▶ [O QUE SE PEDE]
A: Segundo o trecho sobre as escolas comunitárias de Salvador, em que década essas escolas tiveram origem?
B: Duplique sem nenhuma alteração as linhas dos dados fornecidos, da primeira delas até a linha que contém "Ellipse shape (963, 213, 1027, 231)", incluindo ambas.

▶ [TRECHO DO TEXTO]
Aproximadamente 2.600 alunos, a maioria afrodescendente, são beneficiados com o sistema i-Educar, em 27 escolas comunitárias associadas a Associação de Escolas de Educação Comunitária da Bahia (AEEC), parceira da Fundação Negro Amor.

 

Nos bairros populares de Salvador, em comunidades com altos índices de vulnerabilidade social, onde a população tem pouco acesso a serviços básicos de educação, saúde, saneamento básico e transporte. É neste cenário desigual, de dificuldades e pouco acesso à tecnologia, que estão situadas as Escolas Comunitárias, hoje organizadas em Rede, pela Associação de Escolas de Educação Comunitária da Bahia (AEEC), uma parceira da Fundação Negro Amor.

As escolas comunitárias de Salvador têm sua origem na década de 70, período em que as organizações e manifestações comunitárias e populares despontavam em todos os grandes centros urbanos do país. Esses movimentos nasceram em decorrência do fluxo acelerado de urbanização, com grandes ondas de migrações de famílias do campo atraídas pelas oportunidades de trabalho nas cidades.

▶ [DADOS FORNECIDOS]
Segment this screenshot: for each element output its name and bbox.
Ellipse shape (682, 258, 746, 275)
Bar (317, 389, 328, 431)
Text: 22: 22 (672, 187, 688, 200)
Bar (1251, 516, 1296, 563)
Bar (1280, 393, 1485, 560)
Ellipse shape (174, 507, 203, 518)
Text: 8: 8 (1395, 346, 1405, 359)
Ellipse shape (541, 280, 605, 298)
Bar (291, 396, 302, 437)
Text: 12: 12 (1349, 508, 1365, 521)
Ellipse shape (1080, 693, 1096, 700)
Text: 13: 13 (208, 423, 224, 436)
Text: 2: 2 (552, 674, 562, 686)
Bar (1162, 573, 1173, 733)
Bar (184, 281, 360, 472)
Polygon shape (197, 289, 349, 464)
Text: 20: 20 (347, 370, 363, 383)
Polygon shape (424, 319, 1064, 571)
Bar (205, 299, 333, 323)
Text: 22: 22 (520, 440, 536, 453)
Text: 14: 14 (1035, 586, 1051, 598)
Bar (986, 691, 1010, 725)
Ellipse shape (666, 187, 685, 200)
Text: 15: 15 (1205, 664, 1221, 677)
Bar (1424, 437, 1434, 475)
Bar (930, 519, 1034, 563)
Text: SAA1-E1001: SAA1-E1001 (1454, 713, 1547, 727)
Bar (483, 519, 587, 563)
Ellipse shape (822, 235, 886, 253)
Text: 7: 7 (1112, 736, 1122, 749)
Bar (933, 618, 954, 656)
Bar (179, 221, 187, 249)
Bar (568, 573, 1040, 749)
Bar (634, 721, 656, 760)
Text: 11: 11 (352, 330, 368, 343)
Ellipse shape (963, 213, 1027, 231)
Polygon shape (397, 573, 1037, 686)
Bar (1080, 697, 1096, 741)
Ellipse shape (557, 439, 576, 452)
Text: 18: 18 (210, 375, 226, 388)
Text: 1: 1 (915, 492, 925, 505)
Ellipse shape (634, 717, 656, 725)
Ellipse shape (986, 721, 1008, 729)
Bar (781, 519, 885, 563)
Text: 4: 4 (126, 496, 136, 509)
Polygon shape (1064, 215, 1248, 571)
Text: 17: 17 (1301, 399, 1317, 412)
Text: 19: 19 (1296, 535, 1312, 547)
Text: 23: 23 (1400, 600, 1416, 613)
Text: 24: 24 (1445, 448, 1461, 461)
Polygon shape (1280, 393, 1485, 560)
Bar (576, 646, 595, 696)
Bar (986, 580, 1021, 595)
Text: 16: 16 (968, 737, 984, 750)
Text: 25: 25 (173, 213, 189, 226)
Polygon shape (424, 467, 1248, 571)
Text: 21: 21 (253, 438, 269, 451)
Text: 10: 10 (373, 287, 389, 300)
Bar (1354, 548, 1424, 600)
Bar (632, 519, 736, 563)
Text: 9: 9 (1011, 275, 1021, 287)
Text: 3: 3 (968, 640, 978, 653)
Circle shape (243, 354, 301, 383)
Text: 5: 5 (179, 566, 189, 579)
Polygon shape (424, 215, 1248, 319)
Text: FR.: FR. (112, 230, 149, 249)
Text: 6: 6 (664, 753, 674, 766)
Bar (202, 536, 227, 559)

▶ [RESPOSTAS RESOLVIDAS]
A: Na década de 70.

B:
Segment this screenshot: for each element output its name and bbox.
Ellipse shape (682, 258, 746, 275)
Bar (317, 389, 328, 431)
Text: 22: 22 (672, 187, 688, 200)
Bar (1251, 516, 1296, 563)
Bar (1280, 393, 1485, 560)
Ellipse shape (174, 507, 203, 518)
Text: 8: 8 (1395, 346, 1405, 359)
Ellipse shape (541, 280, 605, 298)
Bar (291, 396, 302, 437)
Text: 12: 12 (1349, 508, 1365, 521)
Ellipse shape (1080, 693, 1096, 700)
Text: 13: 13 (208, 423, 224, 436)
Text: 2: 2 (552, 674, 562, 686)
Bar (1162, 573, 1173, 733)
Bar (184, 281, 360, 472)
Polygon shape (197, 289, 349, 464)
Text: 20: 20 (347, 370, 363, 383)
Polygon shape (424, 319, 1064, 571)
Bar (205, 299, 333, 323)
Text: 22: 22 (520, 440, 536, 453)
Text: 14: 14 (1035, 586, 1051, 598)
Bar (986, 691, 1010, 725)
Ellipse shape (666, 187, 685, 200)
Text: 15: 15 (1205, 664, 1221, 677)
Bar (1424, 437, 1434, 475)
Bar (930, 519, 1034, 563)
Text: SAA1-E1001: SAA1-E1001 (1454, 713, 1547, 727)
Bar (483, 519, 587, 563)
Ellipse shape (822, 235, 886, 253)
Text: 7: 7 (1112, 736, 1122, 749)
Bar (933, 618, 954, 656)
Bar (179, 221, 187, 249)
Bar (568, 573, 1040, 749)
Bar (634, 721, 656, 760)
Text: 11: 11 (352, 330, 368, 343)
Ellipse shape (963, 213, 1027, 231)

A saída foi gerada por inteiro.